* Start RECORD LIST *

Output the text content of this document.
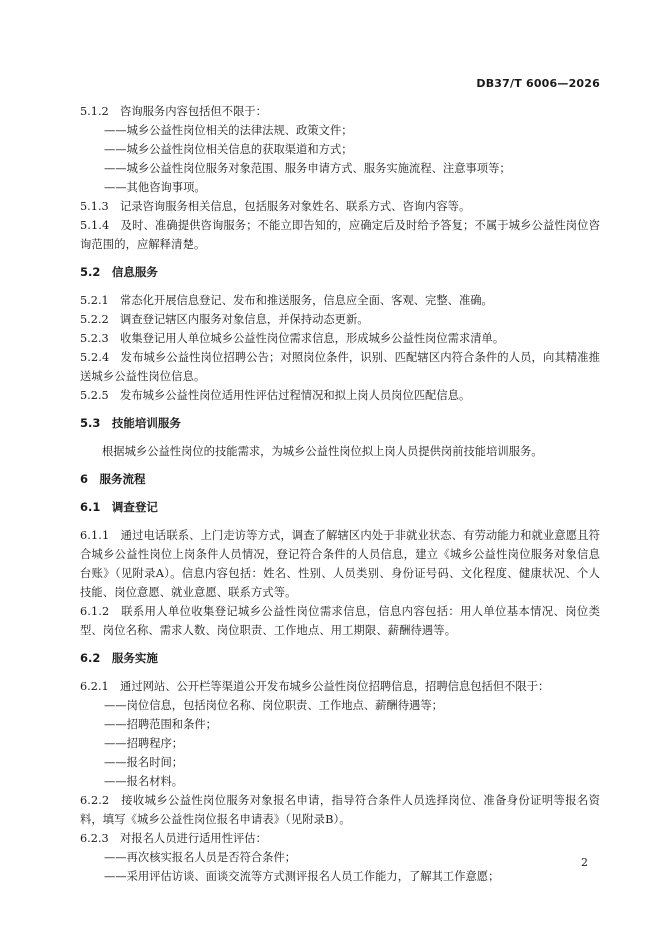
DB37/T 6006—2026

5.1.2　咨询服务内容包括但不限于：

——城乡公益性岗位相关的法律法规、政策文件；

——城乡公益性岗位相关信息的获取渠道和方式；

——城乡公益性岗位服务对象范围、服务申请方式、服务实施流程、注意事项等；

——其他咨询事项。

5.1.3　记录咨询服务相关信息，包括服务对象姓名、联系方式、咨询内容等。

5.1.4　及时、准确提供咨询服务；不能立即告知的，应确定后及时给予答复；不属于城乡公益性岗位咨询范围的，应解释清楚。

5.2　信息服务

5.2.1　常态化开展信息登记、发布和推送服务，信息应全面、客观、完整、准确。

5.2.2　调查登记辖区内服务对象信息，并保持动态更新。

5.2.3　收集登记用人单位城乡公益性岗位需求信息，形成城乡公益性岗位需求清单。

5.2.4　发布城乡公益性岗位招聘公告；对照岗位条件，识别、匹配辖区内符合条件的人员，向其精准推送城乡公益性岗位信息。

5.2.5　发布城乡公益性岗位适用性评估过程情况和拟上岗人员岗位匹配信息。

5.3　技能培训服务

根据城乡公益性岗位的技能需求，为城乡公益性岗位拟上岗人员提供岗前技能培训服务。

6　服务流程

6.1　调查登记

6.1.1　通过电话联系、上门走访等方式，调查了解辖区内处于非就业状态、有劳动能力和就业意愿且符合城乡公益性岗位上岗条件人员情况，登记符合条件的人员信息，建立《城乡公益性岗位服务对象信息台账》（见附录A）。信息内容包括：姓名、性别、人员类别、身份证号码、文化程度、健康状况、个人技能、岗位意愿、就业意愿、联系方式等。

6.1.2　联系用人单位收集登记城乡公益性岗位需求信息，信息内容包括：用人单位基本情况、岗位类型、岗位名称、需求人数、岗位职责、工作地点、用工期限、薪酬待遇等。

6.2　服务实施

6.2.1　通过网站、公开栏等渠道公开发布城乡公益性岗位招聘信息，招聘信息包括但不限于：

——岗位信息，包括岗位名称、岗位职责、工作地点、薪酬待遇等；

——招聘范围和条件；

——招聘程序；

——报名时间；

——报名材料。

6.2.2　接收城乡公益性岗位服务对象报名申请，指导符合条件人员选择岗位、准备身份证明等报名资料，填写《城乡公益性岗位报名申请表》（见附录B）。

6.2.3　对报名人员进行适用性评估：

——再次核实报名人员是否符合条件；

——采用评估访谈、面谈交流等方式测评报名人员工作能力，了解其工作意愿；

2
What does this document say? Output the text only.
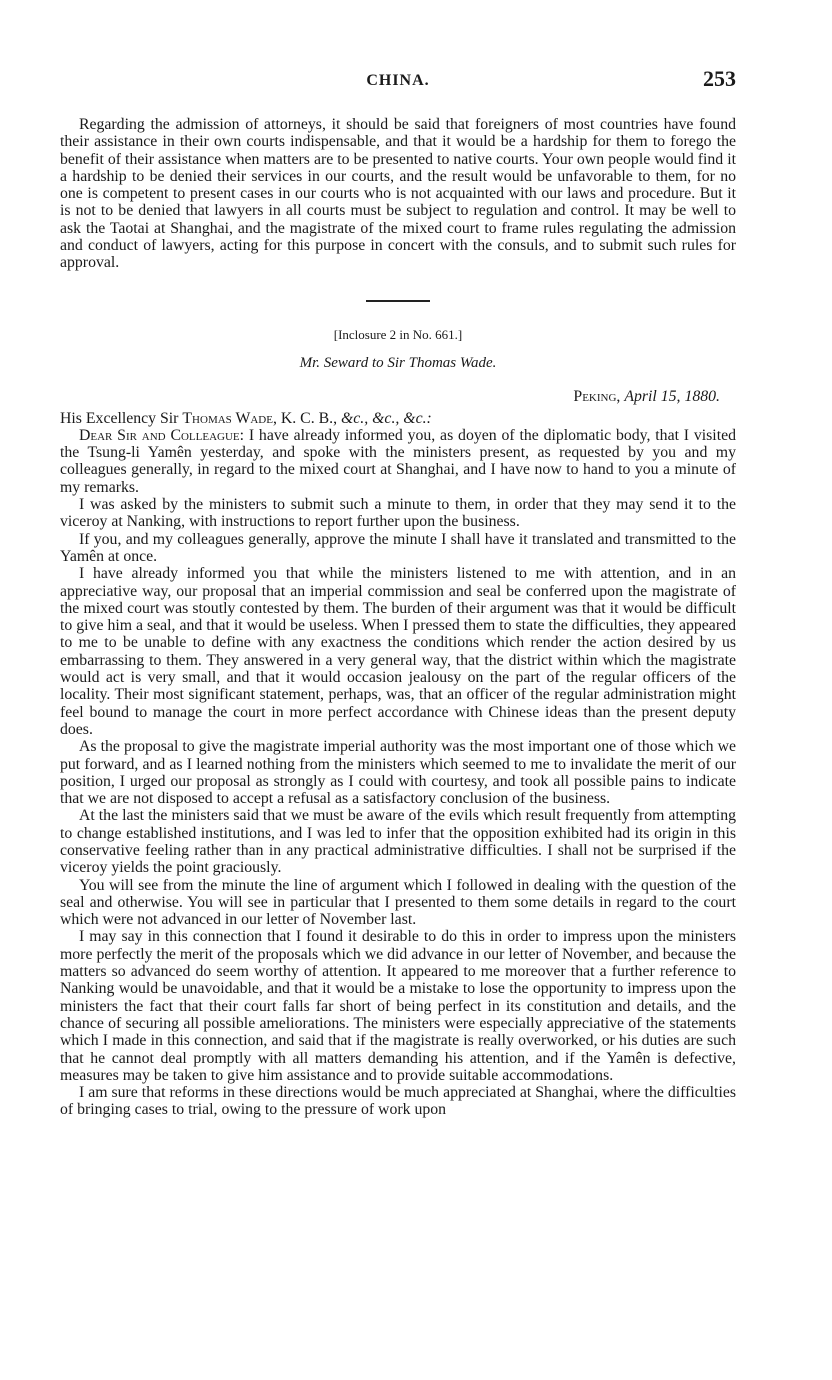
CHINA.	253

Regarding the admission of attorneys, it should be said that foreigners of most countries have found their assistance in their own courts indispensable, and that it would be a hardship for them to forego the benefit of their assistance when matters are to be presented to native courts. Your own people would find it a hardship to be denied their services in our courts, and the result would be unfavorable to them, for no one is competent to present cases in our courts who is not acquainted with our laws and procedure. But it is not to be denied that lawyers in all courts must be subject to regulation and control. It may be well to ask the Taotai at Shanghai, and the magistrate of the mixed court to frame rules regulating the admission and conduct of lawyers, acting for this purpose in concert with the consuls, and to submit such rules for approval.

[Inclosure 2 in No. 661.]
Mr. Seward to Sir Thomas Wade.
Peking, April 15, 1880.

His Excellency Sir Thomas Wade, K. C. B., &c., &c., &c.:

Dear Sir and Colleague: I have already informed you, as doyen of the diplomatic body, that I visited the Tsung-li Yamên yesterday, and spoke with the ministers present, as requested by you and my colleagues generally, in regard to the mixed court at Shanghai, and I have now to hand to you a minute of my remarks.

I was asked by the ministers to submit such a minute to them, in order that they may send it to the viceroy at Nanking, with instructions to report further upon the business.

If you, and my colleagues generally, approve the minute I shall have it translated and transmitted to the Yamên at once.

I have already informed you that while the ministers listened to me with attention, and in an appreciative way, our proposal that an imperial commission and seal be conferred upon the magistrate of the mixed court was stoutly contested by them. The burden of their argument was that it would be difficult to give him a seal, and that it would be useless. When I pressed them to state the difficulties, they appeared to me to be unable to define with any exactness the conditions which render the action desired by us embarrassing to them. They answered in a very general way, that the district within which the magistrate would act is very small, and that it would occasion jealousy on the part of the regular officers of the locality. Their most significant statement, perhaps, was, that an officer of the regular administration might feel bound to manage the court in more perfect accordance with Chinese ideas than the present deputy does.

As the proposal to give the magistrate imperial authority was the most important one of those which we put forward, and as I learned nothing from the ministers which seemed to me to invalidate the merit of our position, I urged our proposal as strongly as I could with courtesy, and took all possible pains to indicate that we are not disposed to accept a refusal as a satisfactory conclusion of the business.

At the last the ministers said that we must be aware of the evils which result frequently from attempting to change established institutions, and I was led to infer that the opposition exhibited had its origin in this conservative feeling rather than in any practical administrative difficulties. I shall not be surprised if the viceroy yields the point graciously.

You will see from the minute the line of argument which I followed in dealing with the question of the seal and otherwise. You will see in particular that I presented to them some details in regard to the court which were not advanced in our letter of November last.

I may say in this connection that I found it desirable to do this in order to impress upon the ministers more perfectly the merit of the proposals which we did advance in our letter of November, and because the matters so advanced do seem worthy of attention. It appeared to me moreover that a further reference to Nanking would be unavoidable, and that it would be a mistake to lose the opportunity to impress upon the ministers the fact that their court falls far short of being perfect in its constitution and details, and the chance of securing all possible ameliorations. The ministers were especially appreciative of the statements which I made in this connection, and said that if the magistrate is really overworked, or his duties are such that he cannot deal promptly with all matters demanding his attention, and if the Yamên is defective, measures may be taken to give him assistance and to provide suitable accommodations.

I am sure that reforms in these directions would be much appreciated at Shanghai, where the difficulties of bringing cases to trial, owing to the pressure of work upon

* End RECORD LIST *

TASK STATEMENT | Return all the entries word for word, but omit any pictures they contain.

RESULT OF THIS TASK |
Output the text content of this document.
DB37/T 6006—2026

5.1.2　咨询服务内容包括但不限于：

——城乡公益性岗位相关的法律法规、政策文件；

——城乡公益性岗位相关信息的获取渠道和方式；

——城乡公益性岗位服务对象范围、服务申请方式、服务实施流程、注意事项等；

——其他咨询事项。

5.1.3　记录咨询服务相关信息，包括服务对象姓名、联系方式、咨询内容等。

5.1.4　及时、准确提供咨询服务；不能立即告知的，应确定后及时给予答复；不属于城乡公益性岗位咨询范围的，应解释清楚。

5.2　信息服务

5.2.1　常态化开展信息登记、发布和推送服务，信息应全面、客观、完整、准确。

5.2.2　调查登记辖区内服务对象信息，并保持动态更新。

5.2.3　收集登记用人单位城乡公益性岗位需求信息，形成城乡公益性岗位需求清单。

5.2.4　发布城乡公益性岗位招聘公告；对照岗位条件，识别、匹配辖区内符合条件的人员，向其精准推送城乡公益性岗位信息。

5.2.5　发布城乡公益性岗位适用性评估过程情况和拟上岗人员岗位匹配信息。

5.3　技能培训服务

根据城乡公益性岗位的技能需求，为城乡公益性岗位拟上岗人员提供岗前技能培训服务。

6　服务流程

6.1　调查登记

6.1.1　通过电话联系、上门走访等方式，调查了解辖区内处于非就业状态、有劳动能力和就业意愿且符合城乡公益性岗位上岗条件人员情况，登记符合条件的人员信息，建立《城乡公益性岗位服务对象信息台账》（见附录A）。信息内容包括：姓名、性别、人员类别、身份证号码、文化程度、健康状况、个人技能、岗位意愿、就业意愿、联系方式等。

6.1.2　联系用人单位收集登记城乡公益性岗位需求信息，信息内容包括：用人单位基本情况、岗位类型、岗位名称、需求人数、岗位职责、工作地点、用工期限、薪酬待遇等。

6.2　服务实施

6.2.1　通过网站、公开栏等渠道公开发布城乡公益性岗位招聘信息，招聘信息包括但不限于：

——岗位信息，包括岗位名称、岗位职责、工作地点、薪酬待遇等；

——招聘范围和条件；

——招聘程序；

——报名时间；

——报名材料。

6.2.2　接收城乡公益性岗位服务对象报名申请，指导符合条件人员选择岗位、准备身份证明等报名资料，填写《城乡公益性岗位报名申请表》（见附录B）。

6.2.3　对报名人员进行适用性评估：

——再次核实报名人员是否符合条件；

——采用评估访谈、面谈交流等方式测评报名人员工作能力，了解其工作意愿；

2
What does this document say? Output the text only.
CHINA.	253

Regarding the admission of attorneys, it should be said that foreigners of most countries have found their assistance in their own courts indispensable, and that it would be a hardship for them to forego the benefit of their assistance when matters are to be presented to native courts. Your own people would find it a hardship to be denied their services in our courts, and the result would be unfavorable to them, for no one is competent to present cases in our courts who is not acquainted with our laws and procedure. But it is not to be denied that lawyers in all courts must be subject to regulation and control. It may be well to ask the Taotai at Shanghai, and the magistrate of the mixed court to frame rules regulating the admission and conduct of lawyers, acting for this purpose in concert with the consuls, and to submit such rules for approval.

[Inclosure 2 in No. 661.]
Mr. Seward to Sir Thomas Wade.
Peking, April 15, 1880.

His Excellency Sir Thomas Wade, K. C. B., &c., &c., &c.:

Dear Sir and Colleague: I have already informed you, as doyen of the diplomatic body, that I visited the Tsung-li Yamên yesterday, and spoke with the ministers present, as requested by you and my colleagues generally, in regard to the mixed court at Shanghai, and I have now to hand to you a minute of my remarks.

I was asked by the ministers to submit such a minute to them, in order that they may send it to the viceroy at Nanking, with instructions to report further upon the business.

If you, and my colleagues generally, approve the minute I shall have it translated and transmitted to the Yamên at once.

I have already informed you that while the ministers listened to me with attention, and in an appreciative way, our proposal that an imperial commission and seal be conferred upon the magistrate of the mixed court was stoutly contested by them. The burden of their argument was that it would be difficult to give him a seal, and that it would be useless. When I pressed them to state the difficulties, they appeared to me to be unable to define with any exactness the conditions which render the action desired by us embarrassing to them. They answered in a very general way, that the district within which the magistrate would act is very small, and that it would occasion jealousy on the part of the regular officers of the locality. Their most significant statement, perhaps, was, that an officer of the regular administration might feel bound to manage the court in more perfect accordance with Chinese ideas than the present deputy does.

As the proposal to give the magistrate imperial authority was the most important one of those which we put forward, and as I learned nothing from the ministers which seemed to me to invalidate the merit of our position, I urged our proposal as strongly as I could with courtesy, and took all possible pains to indicate that we are not disposed to accept a refusal as a satisfactory conclusion of the business.

At the last the ministers said that we must be aware of the evils which result frequently from attempting to change established institutions, and I was led to infer that the opposition exhibited had its origin in this conservative feeling rather than in any practical administrative difficulties. I shall not be surprised if the viceroy yields the point graciously.

You will see from the minute the line of argument which I followed in dealing with the question of the seal and otherwise. You will see in particular that I presented to them some details in regard to the court which were not advanced in our letter of November last.

I may say in this connection that I found it desirable to do this in order to impress upon the ministers more perfectly the merit of the proposals which we did advance in our letter of November, and because the matters so advanced do seem worthy of attention. It appeared to me moreover that a further reference to Nanking would be unavoidable, and that it would be a mistake to lose the opportunity to impress upon the ministers the fact that their court falls far short of being perfect in its constitution and details, and the chance of securing all possible ameliorations. The ministers were especially appreciative of the statements which I made in this connection, and said that if the magistrate is really overworked, or his duties are such that he cannot deal promptly with all matters demanding his attention, and if the Yamên is defective, measures may be taken to give him assistance and to provide suitable accommodations.

I am sure that reforms in these directions would be much appreciated at Shanghai, where the difficulties of bringing cases to trial, owing to the pressure of work upon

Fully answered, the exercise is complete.